**What is being asked**. Return the listing word for word, as given.

--- start Records to use ---

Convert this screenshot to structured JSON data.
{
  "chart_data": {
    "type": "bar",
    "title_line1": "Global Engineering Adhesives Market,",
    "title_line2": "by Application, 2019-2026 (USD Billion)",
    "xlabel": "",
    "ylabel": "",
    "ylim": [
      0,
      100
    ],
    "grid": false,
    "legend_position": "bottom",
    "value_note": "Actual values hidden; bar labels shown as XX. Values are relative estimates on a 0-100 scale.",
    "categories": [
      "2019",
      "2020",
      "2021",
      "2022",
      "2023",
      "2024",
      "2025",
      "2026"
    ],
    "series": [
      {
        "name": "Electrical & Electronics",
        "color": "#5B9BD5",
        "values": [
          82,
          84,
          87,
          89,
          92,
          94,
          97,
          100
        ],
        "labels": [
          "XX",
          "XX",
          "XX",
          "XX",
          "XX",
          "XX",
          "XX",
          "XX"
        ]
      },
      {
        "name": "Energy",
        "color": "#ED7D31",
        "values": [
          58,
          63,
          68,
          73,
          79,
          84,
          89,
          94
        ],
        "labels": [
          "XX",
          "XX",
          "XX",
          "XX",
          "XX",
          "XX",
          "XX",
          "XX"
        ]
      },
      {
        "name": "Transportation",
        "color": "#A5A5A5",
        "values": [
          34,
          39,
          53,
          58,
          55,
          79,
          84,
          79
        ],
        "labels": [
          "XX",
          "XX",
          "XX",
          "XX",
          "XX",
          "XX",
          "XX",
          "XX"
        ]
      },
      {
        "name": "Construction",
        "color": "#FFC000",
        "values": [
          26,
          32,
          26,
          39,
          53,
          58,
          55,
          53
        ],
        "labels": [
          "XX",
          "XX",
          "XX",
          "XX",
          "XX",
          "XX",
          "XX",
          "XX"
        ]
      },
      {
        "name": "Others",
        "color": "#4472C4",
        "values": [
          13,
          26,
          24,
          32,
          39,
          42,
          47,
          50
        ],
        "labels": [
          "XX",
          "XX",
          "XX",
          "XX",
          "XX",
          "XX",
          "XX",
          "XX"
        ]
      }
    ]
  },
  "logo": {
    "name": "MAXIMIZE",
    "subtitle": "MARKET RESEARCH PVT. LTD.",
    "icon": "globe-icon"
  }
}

--- end Records to use ---

**In response**.
Convert this screenshot to structured JSON data.
{
  "chart_data": {
    "type": "bar",
    "title_line1": "Global Engineering Adhesives Market,",
    "title_line2": "by Application, 2019-2026 (USD Billion)",
    "xlabel": "",
    "ylabel": "",
    "ylim": [
      0,
      100
    ],
    "grid": false,
    "legend_position": "bottom",
    "value_note": "Actual values hidden; bar labels shown as XX. Values are relative estimates on a 0-100 scale.",
    "categories": [
      "2019",
      "2020",
      "2021",
      "2022",
      "2023",
      "2024",
      "2025",
      "2026"
    ],
    "series": [
      {
        "name": "Electrical & Electronics",
        "color": "#5B9BD5",
        "values": [
          82,
          84,
          87,
          89,
          92,
          94,
          97,
          100
        ],
        "labels": [
          "XX",
          "XX",
          "XX",
          "XX",
          "XX",
          "XX",
          "XX",
          "XX"
        ]
      },
      {
        "name": "Energy",
        "color": "#ED7D31",
        "values": [
          58,
          63,
          68,
          73,
          79,
          84,
          89,
          94
        ],
        "labels": [
          "XX",
          "XX",
          "XX",
          "XX",
          "XX",
          "XX",
          "XX",
          "XX"
        ]
      },
      {
        "name": "Transportation",
        "color": "#A5A5A5",
        "values": [
          34,
          39,
          53,
          58,
          55,
          79,
          84,
          79
        ],
        "labels": [
          "XX",
          "XX",
          "XX",
          "XX",
          "XX",
          "XX",
          "XX",
          "XX"
        ]
      },
      {
        "name": "Construction",
        "color": "#FFC000",
        "values": [
          26,
          32,
          26,
          39,
          53,
          58,
          55,
          53
        ],
        "labels": [
          "XX",
          "XX",
          "XX",
          "XX",
          "XX",
          "XX",
          "XX",
          "XX"
        ]
      },
      {
        "name": "Others",
        "color": "#4472C4",
        "values": [
          13,
          26,
          24,
          32,
          39,
          42,
          47,
          50
        ],
        "labels": [
          "XX",
          "XX",
          "XX",
          "XX",
          "XX",
          "XX",
          "XX",
          "XX"
        ]
      }
    ]
  },
  "logo": {
    "name": "MAXIMIZE",
    "subtitle": "MARKET RESEARCH PVT. LTD.",
    "icon": "globe-icon"
  }
}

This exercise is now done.